WRITTEN EXERCISE:
Convert the items, from the first line through the line that contains "chevron-down-icon: ⌄ bbox=[1125, 399, 1136, 413]", into a JSON list of strings with one string per line and no blank lines.

------------------------------------------------------------

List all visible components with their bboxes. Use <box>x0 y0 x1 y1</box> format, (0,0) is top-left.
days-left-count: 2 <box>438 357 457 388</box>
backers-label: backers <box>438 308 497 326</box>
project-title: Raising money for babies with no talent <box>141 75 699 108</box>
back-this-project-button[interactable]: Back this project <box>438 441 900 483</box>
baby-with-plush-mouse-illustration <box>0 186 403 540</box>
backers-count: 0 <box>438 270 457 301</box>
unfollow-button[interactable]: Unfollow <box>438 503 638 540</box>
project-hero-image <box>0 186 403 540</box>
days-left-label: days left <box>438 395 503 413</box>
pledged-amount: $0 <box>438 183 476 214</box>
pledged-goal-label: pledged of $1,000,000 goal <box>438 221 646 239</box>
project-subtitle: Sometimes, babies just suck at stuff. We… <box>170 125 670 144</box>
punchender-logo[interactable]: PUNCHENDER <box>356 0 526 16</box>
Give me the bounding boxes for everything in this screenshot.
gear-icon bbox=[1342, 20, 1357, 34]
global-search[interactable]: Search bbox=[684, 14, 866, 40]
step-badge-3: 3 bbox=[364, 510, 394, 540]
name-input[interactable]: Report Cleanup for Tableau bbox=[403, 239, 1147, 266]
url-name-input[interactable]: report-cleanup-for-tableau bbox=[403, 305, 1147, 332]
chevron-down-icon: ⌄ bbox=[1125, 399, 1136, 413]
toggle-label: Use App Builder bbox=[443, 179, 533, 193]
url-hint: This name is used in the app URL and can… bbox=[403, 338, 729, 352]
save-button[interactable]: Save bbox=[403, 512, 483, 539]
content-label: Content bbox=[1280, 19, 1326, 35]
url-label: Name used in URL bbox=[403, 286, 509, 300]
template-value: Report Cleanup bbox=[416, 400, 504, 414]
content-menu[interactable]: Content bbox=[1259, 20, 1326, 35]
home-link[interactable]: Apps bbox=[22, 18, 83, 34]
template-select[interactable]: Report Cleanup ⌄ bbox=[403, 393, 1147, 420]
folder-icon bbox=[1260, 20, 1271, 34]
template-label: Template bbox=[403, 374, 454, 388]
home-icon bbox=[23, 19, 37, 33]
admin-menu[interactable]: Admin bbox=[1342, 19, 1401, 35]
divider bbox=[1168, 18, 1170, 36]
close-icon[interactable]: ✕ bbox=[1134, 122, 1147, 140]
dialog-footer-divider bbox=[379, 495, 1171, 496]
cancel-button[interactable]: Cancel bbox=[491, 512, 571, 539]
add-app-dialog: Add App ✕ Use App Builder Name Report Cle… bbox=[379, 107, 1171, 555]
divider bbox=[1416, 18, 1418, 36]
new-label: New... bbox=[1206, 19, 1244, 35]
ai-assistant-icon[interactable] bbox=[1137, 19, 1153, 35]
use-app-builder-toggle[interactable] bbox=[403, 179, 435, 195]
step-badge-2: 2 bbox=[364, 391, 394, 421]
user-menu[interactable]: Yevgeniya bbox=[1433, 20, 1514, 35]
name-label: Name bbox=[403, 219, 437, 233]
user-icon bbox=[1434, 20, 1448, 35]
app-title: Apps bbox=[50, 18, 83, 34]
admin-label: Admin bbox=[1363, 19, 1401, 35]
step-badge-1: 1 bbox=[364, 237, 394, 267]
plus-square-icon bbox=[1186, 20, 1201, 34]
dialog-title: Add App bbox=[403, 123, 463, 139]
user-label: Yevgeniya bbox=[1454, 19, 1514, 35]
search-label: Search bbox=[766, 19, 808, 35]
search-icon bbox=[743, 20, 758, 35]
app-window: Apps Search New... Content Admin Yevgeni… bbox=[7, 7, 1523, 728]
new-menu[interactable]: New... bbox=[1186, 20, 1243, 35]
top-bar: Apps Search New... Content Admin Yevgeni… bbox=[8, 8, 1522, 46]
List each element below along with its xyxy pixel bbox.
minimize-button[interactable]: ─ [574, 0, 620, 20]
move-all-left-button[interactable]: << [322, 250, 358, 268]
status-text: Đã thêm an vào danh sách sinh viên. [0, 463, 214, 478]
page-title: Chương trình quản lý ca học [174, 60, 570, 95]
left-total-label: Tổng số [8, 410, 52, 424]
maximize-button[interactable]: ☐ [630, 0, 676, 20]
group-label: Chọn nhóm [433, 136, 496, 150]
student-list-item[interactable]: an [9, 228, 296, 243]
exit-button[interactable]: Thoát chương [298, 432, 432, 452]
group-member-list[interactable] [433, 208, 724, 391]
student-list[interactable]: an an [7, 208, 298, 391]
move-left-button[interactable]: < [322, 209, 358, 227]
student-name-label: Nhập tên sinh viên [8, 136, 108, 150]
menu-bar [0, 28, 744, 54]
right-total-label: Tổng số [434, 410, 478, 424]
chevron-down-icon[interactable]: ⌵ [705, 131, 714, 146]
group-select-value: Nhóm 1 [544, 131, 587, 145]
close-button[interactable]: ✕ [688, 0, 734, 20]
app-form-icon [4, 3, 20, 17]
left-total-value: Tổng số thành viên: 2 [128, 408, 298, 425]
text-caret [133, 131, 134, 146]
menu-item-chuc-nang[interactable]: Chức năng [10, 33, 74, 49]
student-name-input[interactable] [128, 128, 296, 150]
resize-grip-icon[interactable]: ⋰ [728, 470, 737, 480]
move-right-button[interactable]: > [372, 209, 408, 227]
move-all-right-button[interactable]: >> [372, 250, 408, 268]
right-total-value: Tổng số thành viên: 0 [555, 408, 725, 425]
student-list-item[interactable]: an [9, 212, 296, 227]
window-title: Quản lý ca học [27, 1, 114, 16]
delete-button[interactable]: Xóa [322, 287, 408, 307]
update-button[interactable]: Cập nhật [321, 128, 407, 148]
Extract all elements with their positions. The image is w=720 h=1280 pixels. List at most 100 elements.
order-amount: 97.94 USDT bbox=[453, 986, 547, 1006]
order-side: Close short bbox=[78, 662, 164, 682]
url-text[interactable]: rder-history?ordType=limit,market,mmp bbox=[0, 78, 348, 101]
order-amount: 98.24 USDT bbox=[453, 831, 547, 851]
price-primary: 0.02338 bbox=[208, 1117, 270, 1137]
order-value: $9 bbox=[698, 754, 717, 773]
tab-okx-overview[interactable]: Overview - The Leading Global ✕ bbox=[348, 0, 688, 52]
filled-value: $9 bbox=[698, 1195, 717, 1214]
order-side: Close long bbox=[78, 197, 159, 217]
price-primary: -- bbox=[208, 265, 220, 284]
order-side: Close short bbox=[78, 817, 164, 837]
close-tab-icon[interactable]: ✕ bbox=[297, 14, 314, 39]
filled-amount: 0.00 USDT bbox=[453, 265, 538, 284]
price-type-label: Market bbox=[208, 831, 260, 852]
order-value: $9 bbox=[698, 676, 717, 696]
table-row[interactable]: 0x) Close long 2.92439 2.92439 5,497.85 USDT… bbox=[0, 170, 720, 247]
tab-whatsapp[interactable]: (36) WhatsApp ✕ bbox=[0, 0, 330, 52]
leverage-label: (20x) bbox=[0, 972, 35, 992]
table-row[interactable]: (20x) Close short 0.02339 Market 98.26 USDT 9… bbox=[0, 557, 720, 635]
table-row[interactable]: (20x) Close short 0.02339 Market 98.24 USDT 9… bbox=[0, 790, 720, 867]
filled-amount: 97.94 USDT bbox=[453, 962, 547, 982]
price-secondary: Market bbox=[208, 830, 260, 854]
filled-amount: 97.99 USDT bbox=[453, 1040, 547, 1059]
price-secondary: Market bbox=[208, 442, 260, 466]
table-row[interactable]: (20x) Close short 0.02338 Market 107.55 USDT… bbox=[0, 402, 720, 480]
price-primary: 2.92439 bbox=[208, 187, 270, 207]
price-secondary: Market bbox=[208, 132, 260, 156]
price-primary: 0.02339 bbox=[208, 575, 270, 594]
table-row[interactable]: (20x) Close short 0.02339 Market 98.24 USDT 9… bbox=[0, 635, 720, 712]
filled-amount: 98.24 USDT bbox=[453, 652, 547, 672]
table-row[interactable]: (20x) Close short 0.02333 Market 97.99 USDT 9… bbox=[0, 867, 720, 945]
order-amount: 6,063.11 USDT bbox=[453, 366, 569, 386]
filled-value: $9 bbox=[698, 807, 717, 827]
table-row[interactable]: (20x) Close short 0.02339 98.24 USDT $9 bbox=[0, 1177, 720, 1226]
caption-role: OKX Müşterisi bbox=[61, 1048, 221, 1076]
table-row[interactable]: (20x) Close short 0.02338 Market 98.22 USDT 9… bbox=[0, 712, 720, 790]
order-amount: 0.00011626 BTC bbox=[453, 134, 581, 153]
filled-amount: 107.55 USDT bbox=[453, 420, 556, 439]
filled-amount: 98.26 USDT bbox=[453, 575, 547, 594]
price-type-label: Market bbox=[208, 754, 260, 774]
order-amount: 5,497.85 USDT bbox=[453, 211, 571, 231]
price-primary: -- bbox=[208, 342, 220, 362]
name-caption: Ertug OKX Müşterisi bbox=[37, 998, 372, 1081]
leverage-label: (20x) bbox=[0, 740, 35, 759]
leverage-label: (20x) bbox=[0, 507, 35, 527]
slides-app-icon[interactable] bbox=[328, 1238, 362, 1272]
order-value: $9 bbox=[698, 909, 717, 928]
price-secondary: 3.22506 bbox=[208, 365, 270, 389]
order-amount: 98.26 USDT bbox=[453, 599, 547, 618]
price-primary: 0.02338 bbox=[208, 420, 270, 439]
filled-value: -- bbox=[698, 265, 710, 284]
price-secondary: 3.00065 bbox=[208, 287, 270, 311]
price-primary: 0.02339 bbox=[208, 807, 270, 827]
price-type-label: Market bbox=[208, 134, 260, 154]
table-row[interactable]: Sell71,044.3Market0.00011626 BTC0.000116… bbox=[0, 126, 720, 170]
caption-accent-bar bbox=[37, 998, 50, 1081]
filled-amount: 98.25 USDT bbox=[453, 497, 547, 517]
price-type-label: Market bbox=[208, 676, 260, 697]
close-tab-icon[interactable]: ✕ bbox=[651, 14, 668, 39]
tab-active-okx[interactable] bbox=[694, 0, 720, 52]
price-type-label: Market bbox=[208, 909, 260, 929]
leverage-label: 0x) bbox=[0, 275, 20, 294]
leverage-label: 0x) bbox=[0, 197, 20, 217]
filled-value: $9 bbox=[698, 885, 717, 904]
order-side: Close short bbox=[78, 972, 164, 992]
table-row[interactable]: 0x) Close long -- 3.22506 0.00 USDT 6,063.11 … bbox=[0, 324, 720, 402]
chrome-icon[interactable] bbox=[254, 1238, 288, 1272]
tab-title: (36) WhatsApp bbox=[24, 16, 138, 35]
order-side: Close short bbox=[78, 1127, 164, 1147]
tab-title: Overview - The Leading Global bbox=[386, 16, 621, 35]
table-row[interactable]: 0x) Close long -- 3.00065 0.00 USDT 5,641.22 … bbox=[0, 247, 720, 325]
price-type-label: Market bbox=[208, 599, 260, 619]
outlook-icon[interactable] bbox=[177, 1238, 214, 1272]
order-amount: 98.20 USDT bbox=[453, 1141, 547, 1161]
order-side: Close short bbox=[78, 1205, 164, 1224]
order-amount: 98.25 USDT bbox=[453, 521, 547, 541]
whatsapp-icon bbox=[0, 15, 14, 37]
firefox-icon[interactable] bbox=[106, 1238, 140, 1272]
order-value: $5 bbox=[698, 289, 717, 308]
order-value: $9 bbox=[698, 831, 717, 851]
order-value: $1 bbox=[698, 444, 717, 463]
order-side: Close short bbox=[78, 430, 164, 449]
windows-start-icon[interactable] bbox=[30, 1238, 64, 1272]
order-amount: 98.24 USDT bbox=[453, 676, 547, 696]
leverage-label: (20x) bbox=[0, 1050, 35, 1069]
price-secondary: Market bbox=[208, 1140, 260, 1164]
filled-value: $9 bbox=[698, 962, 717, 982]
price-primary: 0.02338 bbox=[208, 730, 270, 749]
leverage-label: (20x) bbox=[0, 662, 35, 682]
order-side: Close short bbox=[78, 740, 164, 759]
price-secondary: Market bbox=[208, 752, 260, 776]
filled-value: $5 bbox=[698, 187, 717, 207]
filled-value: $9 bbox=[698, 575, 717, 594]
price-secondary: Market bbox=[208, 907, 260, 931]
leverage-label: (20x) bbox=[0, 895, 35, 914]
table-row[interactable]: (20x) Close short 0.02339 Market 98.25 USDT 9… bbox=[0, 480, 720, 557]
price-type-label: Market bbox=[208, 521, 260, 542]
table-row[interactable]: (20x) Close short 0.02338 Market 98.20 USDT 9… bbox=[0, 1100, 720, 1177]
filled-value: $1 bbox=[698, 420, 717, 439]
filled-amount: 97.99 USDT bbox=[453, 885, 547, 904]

------------------------------------------------------------

ANSWER TO THIS TASK:
[
  "List all visible components with their bboxes. Use <box>x0 y0 x1 y1</box> format, (0,0) is top-left.",
  "days-left-count: 2 <box>438 357 457 388</box>",
  "backers-label: backers <box>438 308 497 326</box>",
  "project-title: Raising money for babies with no talent <box>141 75 699 108</box>",
  "back-this-project-button[interactable]: Back this project <box>438 441 900 483</box>",
  "baby-with-plush-mouse-illustration <box>0 186 403 540</box>",
  "backers-count: 0 <box>438 270 457 301</box>",
  "unfollow-button[interactable]: Unfollow <box>438 503 638 540</box>",
  "project-hero-image <box>0 186 403 540</box>",
  "days-left-label: days left <box>438 395 503 413</box>",
  "pledged-amount: $0 <box>438 183 476 214</box>",
  "pledged-goal-label: pledged of $1,000,000 goal <box>438 221 646 239</box>",
  "project-subtitle: Sometimes, babies just suck at stuff. We… <box>170 125 670 144</box>",
  "punchender-logo[interactable]: PUNCHENDER <box>356 0 526 16</box>",
  "Give me the bounding boxes for everything in this screenshot.",
  "gear-icon bbox=[1342, 20, 1357, 34]",
  "global-search[interactable]: Search bbox=[684, 14, 866, 40]",
  "step-badge-3: 3 bbox=[364, 510, 394, 540]",
  "name-input[interactable]: Report Cleanup for Tableau bbox=[403, 239, 1147, 266]",
  "url-name-input[interactable]: report-cleanup-for-tableau bbox=[403, 305, 1147, 332]",
  "chevron-down-icon: ⌄ bbox=[1125, 399, 1136, 413]"
]